Find every line in the records below that holds the word "sáng" and copy it.
** start Supplied information **
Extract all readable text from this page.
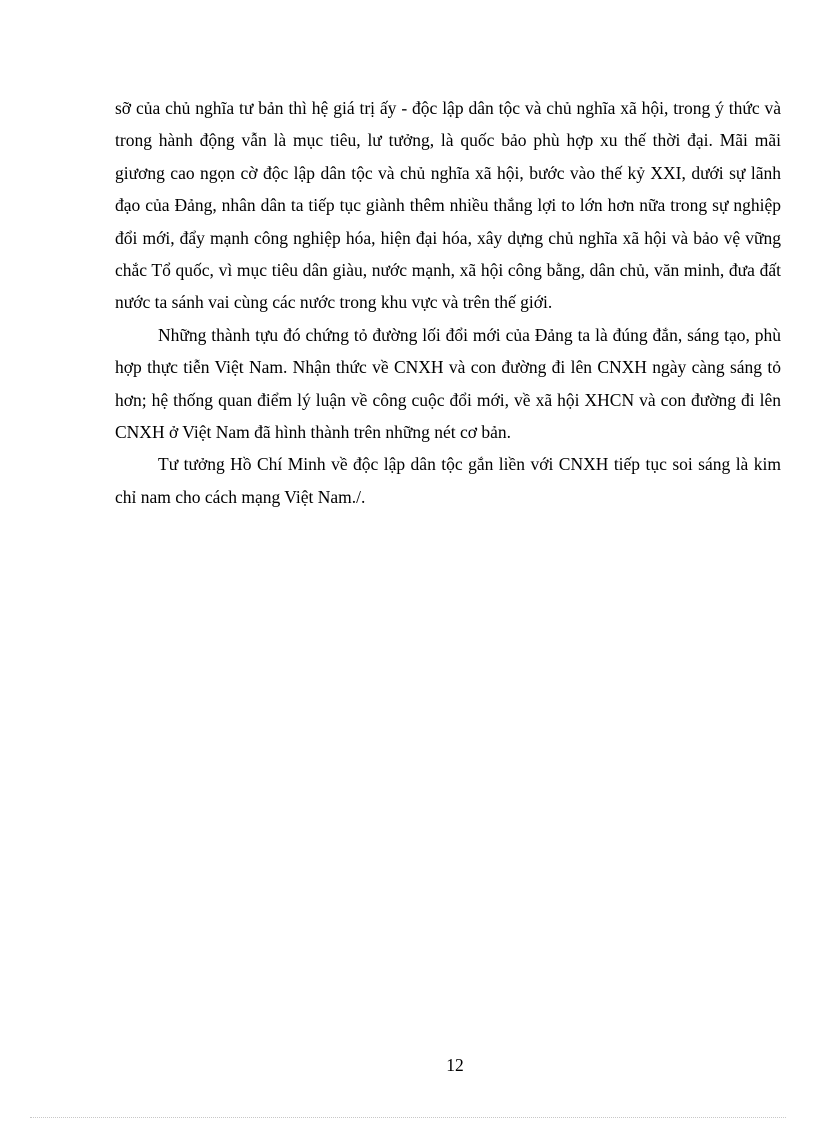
sỡ của chủ nghĩa tư bản thì hệ giá trị ấy - độc lập dân tộc và chủ nghĩa xã hội, trong ý thức và trong hành động vẫn là mục tiêu, lư tưởng, là quốc bảo phù hợp xu thế thời đại. Mãi mãi giương cao ngọn cờ độc lập dân tộc và chủ nghĩa xã hội, bước vào thế kỷ XXI, dưới sự lãnh đạo của Đảng, nhân dân ta tiếp tục giành thêm nhiều thắng lợi to lớn hơn nữa trong sự nghiệp đổi mới, đẩy mạnh công nghiệp hóa, hiện đại hóa, xây dựng chủ nghĩa xã hội và bảo vệ vững chắc Tổ quốc, vì mục tiêu dân giàu, nước mạnh, xã hội công bằng, dân chủ, văn minh, đưa đất nước ta sánh vai cùng các nước trong khu vực và trên thế giới.

Những thành tựu đó chứng tỏ đường lối đổi mới của Đảng ta là đúng đắn, sáng tạo, phù hợp thực tiễn Việt Nam. Nhận thức về CNXH và con đường đi lên CNXH ngày càng sáng tỏ hơn; hệ thống quan điểm lý luận về công cuộc đổi mới, về xã hội XHCN và con đường đi lên CNXH ở Việt Nam đã hình thành trên những nét cơ bản.

Tư tưởng Hồ Chí Minh về độc lập dân tộc gắn liền với CNXH tiếp tục soi sáng là kim chỉ nam cho cách mạng Việt Nam./.

12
** end Supplied information **
_The response:_
Những thành tựu đó chứng tỏ đường lối đổi mới của Đảng ta là đúng đắn, sáng tạo, phù hợp thực tiễn Việt Nam. Nhận thức về CNXH và con đường đi lên CNXH ngày càng sáng tỏ hơn; hệ thống quan điểm lý luận về công cuộc đổi mới, về xã hội XHCN và con đường đi lên CNXH ở Việt Nam đã hình thành trên những nét cơ bản.
Tư tưởng Hồ Chí Minh về độc lập dân tộc gắn liền với CNXH tiếp tục soi sáng là kim chỉ nam cho cách mạng Việt Nam./.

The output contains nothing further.